-- begin --
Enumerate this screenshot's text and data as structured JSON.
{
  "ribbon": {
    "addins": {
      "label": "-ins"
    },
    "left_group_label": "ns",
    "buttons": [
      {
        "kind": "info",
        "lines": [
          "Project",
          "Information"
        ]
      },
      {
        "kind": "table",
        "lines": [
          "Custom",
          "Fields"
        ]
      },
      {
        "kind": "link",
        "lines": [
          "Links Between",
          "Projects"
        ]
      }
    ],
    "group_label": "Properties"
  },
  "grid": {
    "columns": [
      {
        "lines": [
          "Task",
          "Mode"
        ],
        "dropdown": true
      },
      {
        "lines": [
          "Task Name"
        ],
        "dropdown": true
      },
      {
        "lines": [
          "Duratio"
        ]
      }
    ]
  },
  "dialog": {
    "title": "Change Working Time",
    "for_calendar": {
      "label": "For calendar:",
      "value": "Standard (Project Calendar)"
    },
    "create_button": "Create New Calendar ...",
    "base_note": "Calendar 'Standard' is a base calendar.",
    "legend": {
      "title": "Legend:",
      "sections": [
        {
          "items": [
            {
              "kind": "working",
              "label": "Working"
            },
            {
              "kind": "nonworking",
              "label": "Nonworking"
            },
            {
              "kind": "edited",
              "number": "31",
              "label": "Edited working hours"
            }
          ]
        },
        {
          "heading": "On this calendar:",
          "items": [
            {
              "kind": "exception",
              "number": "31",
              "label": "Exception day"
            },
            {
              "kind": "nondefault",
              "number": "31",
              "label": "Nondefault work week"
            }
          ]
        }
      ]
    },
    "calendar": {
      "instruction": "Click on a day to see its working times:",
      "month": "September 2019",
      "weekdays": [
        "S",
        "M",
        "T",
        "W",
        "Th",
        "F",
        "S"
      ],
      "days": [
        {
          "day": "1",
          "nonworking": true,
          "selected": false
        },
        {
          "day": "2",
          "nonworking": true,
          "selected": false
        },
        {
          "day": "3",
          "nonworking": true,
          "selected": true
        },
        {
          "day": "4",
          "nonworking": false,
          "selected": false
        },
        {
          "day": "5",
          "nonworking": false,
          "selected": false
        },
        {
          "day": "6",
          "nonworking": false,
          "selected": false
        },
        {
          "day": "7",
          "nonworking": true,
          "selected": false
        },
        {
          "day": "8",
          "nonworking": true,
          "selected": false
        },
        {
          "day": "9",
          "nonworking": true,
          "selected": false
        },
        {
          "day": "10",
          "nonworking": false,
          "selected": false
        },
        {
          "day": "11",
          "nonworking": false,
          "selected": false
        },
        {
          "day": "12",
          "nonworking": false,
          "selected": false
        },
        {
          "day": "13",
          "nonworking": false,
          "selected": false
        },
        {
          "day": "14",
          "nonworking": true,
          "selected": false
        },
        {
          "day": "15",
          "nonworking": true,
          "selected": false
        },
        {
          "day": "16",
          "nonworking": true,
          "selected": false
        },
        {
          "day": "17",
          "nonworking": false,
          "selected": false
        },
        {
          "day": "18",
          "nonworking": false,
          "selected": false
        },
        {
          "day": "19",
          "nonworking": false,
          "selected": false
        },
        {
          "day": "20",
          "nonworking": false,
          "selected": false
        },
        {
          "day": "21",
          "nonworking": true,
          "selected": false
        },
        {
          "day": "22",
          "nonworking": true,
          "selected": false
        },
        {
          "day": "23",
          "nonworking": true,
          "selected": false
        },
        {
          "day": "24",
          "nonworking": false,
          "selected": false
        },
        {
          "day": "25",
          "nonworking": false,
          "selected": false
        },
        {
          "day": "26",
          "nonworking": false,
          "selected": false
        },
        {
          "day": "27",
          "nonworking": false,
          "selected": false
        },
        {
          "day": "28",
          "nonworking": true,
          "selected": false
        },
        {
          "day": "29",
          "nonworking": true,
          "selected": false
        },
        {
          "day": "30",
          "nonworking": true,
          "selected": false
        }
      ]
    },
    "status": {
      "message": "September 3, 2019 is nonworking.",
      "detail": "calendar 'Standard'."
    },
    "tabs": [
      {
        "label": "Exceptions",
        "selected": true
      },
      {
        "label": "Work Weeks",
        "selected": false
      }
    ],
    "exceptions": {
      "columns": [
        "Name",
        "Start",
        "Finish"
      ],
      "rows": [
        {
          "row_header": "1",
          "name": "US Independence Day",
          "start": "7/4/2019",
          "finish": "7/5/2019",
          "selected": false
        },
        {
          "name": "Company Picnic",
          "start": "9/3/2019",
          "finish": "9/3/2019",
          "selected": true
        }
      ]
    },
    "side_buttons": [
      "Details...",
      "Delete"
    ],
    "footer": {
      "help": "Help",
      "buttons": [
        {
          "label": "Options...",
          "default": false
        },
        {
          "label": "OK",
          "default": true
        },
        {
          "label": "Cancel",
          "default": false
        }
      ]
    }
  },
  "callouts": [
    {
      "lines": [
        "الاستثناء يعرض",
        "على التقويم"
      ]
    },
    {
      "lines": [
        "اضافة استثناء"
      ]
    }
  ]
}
-- end --
Filter the listing above for the string "kind" and copy every matching line.

■ Reply to the exercise:
        "kind": "info",
        "kind": "table",
        "kind": "link",
              "kind": "working",
              "kind": "nonworking",
              "kind": "edited",
              "kind": "exception",
              "kind": "nondefault",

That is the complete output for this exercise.